STORED RECORDS –
__________________________________________________
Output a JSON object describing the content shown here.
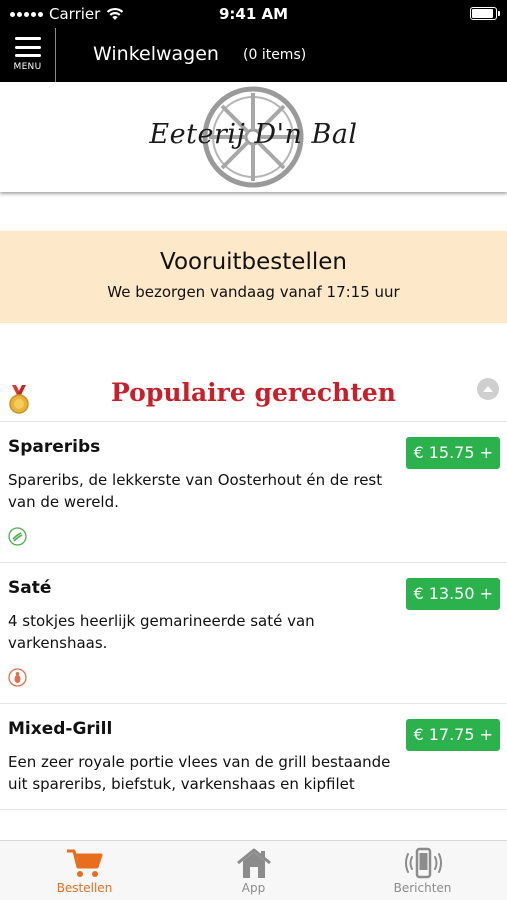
{
  "status_bar": {
    "carrier": "Carrier",
    "time": "9:41 AM"
  },
  "header": {
    "menu_label": "MENU",
    "title": "Winkelwagen",
    "cart_count": "(0 items)"
  },
  "logo": {
    "text": "Eeterij D'n Bal"
  },
  "banner": {
    "title": "Vooruitbestellen",
    "subtitle": "We bezorgen vandaag vanaf 17:15 uur"
  },
  "section": {
    "title": "Populaire gerechten"
  },
  "dishes": [
    {
      "name": "Spareribs",
      "description": "Spareribs, de lekkerste van Oosterhout én de rest van de wereld.",
      "price": "€ 15.75 +",
      "icon": "spareribs-icon",
      "icon_color": "#4caf50"
    },
    {
      "name": "Saté",
      "description": "4 stokjes heerlijk gemarineerde saté van varkenshaas.",
      "price": "€ 13.50 +",
      "icon": "pig-icon",
      "icon_color": "#e0704a"
    },
    {
      "name": "Mixed-Grill",
      "description": "Een zeer royale portie vlees van de grill bestaande uit spareribs, biefstuk, varkenshaas en kipfilet",
      "price": "€ 17.75 +"
    }
  ],
  "tabs": [
    {
      "label": "Bestellen",
      "icon": "cart-icon",
      "active": true
    },
    {
      "label": "App",
      "icon": "home-icon",
      "active": false
    },
    {
      "label": "Berichten",
      "icon": "phone-vibrate-icon",
      "active": false
    }
  ],
  "colors": {
    "accent": "#e86d1d",
    "price_button": "#2bb24c",
    "section_title": "#c8202b",
    "banner_bg": "#fde9c9"
  }
}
__________________________________________________
WHAT YOU HAVE TO DO –
Count how many lines in the data above hold the string "description", and give the number with no other words.

THE OUTPUT –
3